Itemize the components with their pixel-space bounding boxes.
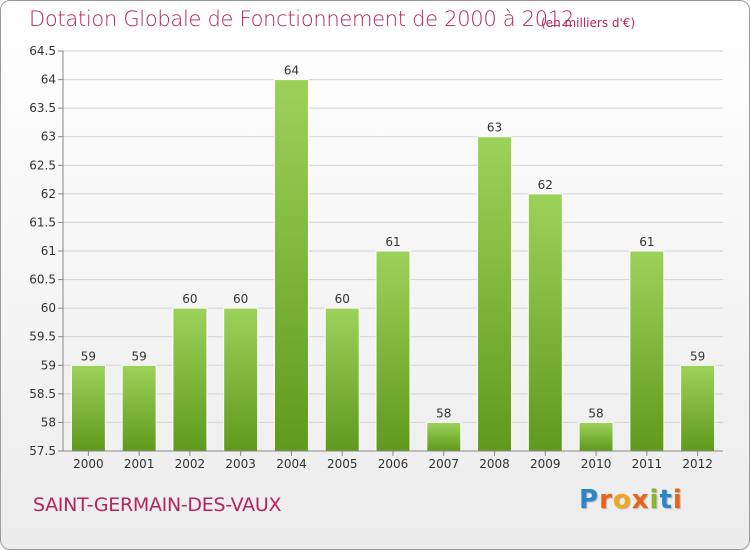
data-label: 60 (335, 292, 350, 306)
data-label: 60 (182, 292, 197, 306)
x-tick-label: 2001 (124, 457, 155, 471)
x-tick-label: 2002 (175, 457, 206, 471)
y-tick-label: 59 (41, 358, 56, 372)
bars (70, 79, 716, 452)
data-label: 60 (233, 292, 248, 306)
bar-2004 (273, 79, 309, 452)
data-label: 58 (436, 406, 451, 420)
logo-letter: o (612, 485, 632, 515)
data-label: 62 (538, 178, 553, 192)
y-tick-label: 64 (41, 73, 56, 87)
commune-name: SAINT-GERMAIN-DES-VAUX (33, 494, 282, 516)
data-label: 61 (385, 235, 400, 249)
y-tick-label: 63.5 (29, 101, 56, 115)
unit-note: (en milliers d'€) (541, 16, 636, 30)
data-label: 58 (588, 406, 603, 420)
bar-2010 (578, 421, 614, 452)
x-tick-label: 2011 (632, 457, 663, 471)
x-tick-label: 2009 (530, 457, 561, 471)
data-label: 61 (639, 235, 654, 249)
y-tick-label: 61.5 (29, 215, 56, 229)
x-tick-label: 2003 (225, 457, 256, 471)
bar-2000 (70, 364, 106, 452)
bar-2006 (375, 250, 411, 452)
bar-2005 (324, 307, 360, 452)
y-tick-label: 60.5 (29, 273, 56, 287)
y-tick-label: 58 (41, 415, 56, 429)
logo-letter: r (599, 485, 613, 515)
y-tick-label: 62 (41, 187, 56, 201)
logo-letter: i (649, 485, 660, 515)
logo-letter: t (659, 485, 673, 515)
bar-2003 (223, 307, 259, 452)
logo-letter: x (631, 485, 650, 515)
data-label: 64 (284, 64, 299, 78)
x-tick-label: 2006 (378, 457, 409, 471)
proxiti-logo: Proxiti (579, 485, 683, 515)
bar-2012 (680, 364, 716, 452)
data-label: 63 (487, 121, 502, 135)
x-tick-label: 2007 (428, 457, 459, 471)
y-tick-label: 62.5 (29, 158, 56, 172)
x-tick-label: 2012 (682, 457, 713, 471)
y-tick-label: 64.5 (29, 44, 56, 58)
x-tick-label: 2004 (276, 457, 307, 471)
y-tick-label: 63 (41, 130, 56, 144)
data-label: 59 (690, 349, 705, 363)
x-tick-label: 2008 (479, 457, 510, 471)
y-tick-label: 59.5 (29, 330, 56, 344)
labels: 57.5 58 58.5 59 59.5 60 60.5 61 61.5 62 62.5 63 63.5… (29, 44, 713, 471)
data-label: 59 (132, 349, 147, 363)
bar-2008 (477, 136, 513, 452)
x-tick-label: 2000 (73, 457, 104, 471)
y-tick-label: 61 (41, 244, 56, 258)
bar-2001 (121, 364, 157, 452)
bar-2009 (527, 193, 563, 452)
y-tick-label: 57.5 (29, 444, 56, 458)
chart-title: Dotation Globale de Fonctionnement de 20… (29, 7, 574, 31)
bar-2002 (172, 307, 208, 452)
bar-2007 (426, 421, 462, 452)
y-tick-label: 60 (41, 301, 56, 315)
logo-letter: P (579, 485, 600, 515)
bar-2011 (629, 250, 665, 452)
logo-letter: i (672, 485, 683, 515)
data-label: 59 (81, 349, 96, 363)
axes (58, 50, 723, 456)
x-tick-label: 2010 (581, 457, 612, 471)
y-tick-label: 58.5 (29, 387, 56, 401)
x-tick-label: 2005 (327, 457, 358, 471)
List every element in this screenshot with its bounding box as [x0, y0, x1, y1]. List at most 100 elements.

################

• [GIVEN EXERCISE]: Could you reproduce the data above word for word, omitting the picture?

• [ANSWER]:
Itemize the components with their pixel-space bounding boxes.
data-label: 60 (335, 292, 350, 306)
data-label: 60 (182, 292, 197, 306)
x-tick-label: 2001 (124, 457, 155, 471)
x-tick-label: 2002 (175, 457, 206, 471)
y-tick-label: 59 (41, 358, 56, 372)
bars (70, 79, 716, 452)
data-label: 60 (233, 292, 248, 306)
bar-2004 (273, 79, 309, 452)
data-label: 58 (436, 406, 451, 420)
logo-letter: o (612, 485, 632, 515)
data-label: 62 (538, 178, 553, 192)
y-tick-label: 64 (41, 73, 56, 87)
commune-name: SAINT-GERMAIN-DES-VAUX (33, 494, 282, 516)
data-label: 61 (385, 235, 400, 249)
y-tick-label: 63.5 (29, 101, 56, 115)
unit-note: (en milliers d'€) (541, 16, 636, 30)
data-label: 58 (588, 406, 603, 420)
bar-2010 (578, 421, 614, 452)
x-tick-label: 2011 (632, 457, 663, 471)
x-tick-label: 2009 (530, 457, 561, 471)
data-label: 61 (639, 235, 654, 249)
y-tick-label: 61.5 (29, 215, 56, 229)
x-tick-label: 2003 (225, 457, 256, 471)
bar-2000 (70, 364, 106, 452)
bar-2006 (375, 250, 411, 452)
bar-2005 (324, 307, 360, 452)
y-tick-label: 60.5 (29, 273, 56, 287)
y-tick-label: 58 (41, 415, 56, 429)
logo-letter: r (599, 485, 613, 515)
y-tick-label: 62 (41, 187, 56, 201)
logo-letter: i (649, 485, 660, 515)
logo-letter: t (659, 485, 673, 515)
bar-2003 (223, 307, 259, 452)
logo-letter: x (631, 485, 650, 515)
data-label: 64 (284, 64, 299, 78)
x-tick-label: 2006 (378, 457, 409, 471)
proxiti-logo: Proxiti (579, 485, 683, 515)
bar-2012 (680, 364, 716, 452)
data-label: 63 (487, 121, 502, 135)
x-tick-label: 2007 (428, 457, 459, 471)
y-tick-label: 62.5 (29, 158, 56, 172)
x-tick-label: 2012 (682, 457, 713, 471)
y-tick-label: 64.5 (29, 44, 56, 58)
x-tick-label: 2004 (276, 457, 307, 471)
y-tick-label: 63 (41, 130, 56, 144)
data-label: 59 (690, 349, 705, 363)
x-tick-label: 2008 (479, 457, 510, 471)
y-tick-label: 59.5 (29, 330, 56, 344)
labels: 57.5 58 58.5 59 59.5 60 60.5 61 61.5 62 62.5 63 63.5… (29, 44, 713, 471)
data-label: 59 (132, 349, 147, 363)
bar-2008 (477, 136, 513, 452)
x-tick-label: 2000 (73, 457, 104, 471)
y-tick-label: 61 (41, 244, 56, 258)
bar-2001 (121, 364, 157, 452)
bar-2009 (527, 193, 563, 452)
y-tick-label: 57.5 (29, 444, 56, 458)
chart-title: Dotation Globale de Fonctionnement de 20… (29, 7, 574, 31)
bar-2002 (172, 307, 208, 452)
bar-2007 (426, 421, 462, 452)
y-tick-label: 60 (41, 301, 56, 315)
logo-letter: P (579, 485, 600, 515)
bar-2011 (629, 250, 665, 452)
logo-letter: i (672, 485, 683, 515)
data-label: 59 (81, 349, 96, 363)
axes (58, 50, 723, 456)
x-tick-label: 2010 (581, 457, 612, 471)
y-tick-label: 58.5 (29, 387, 56, 401)
x-tick-label: 2005 (327, 457, 358, 471)
List every element in this screenshot with its bounding box as [x0, y0, x1, y1]. List at most 100 elements.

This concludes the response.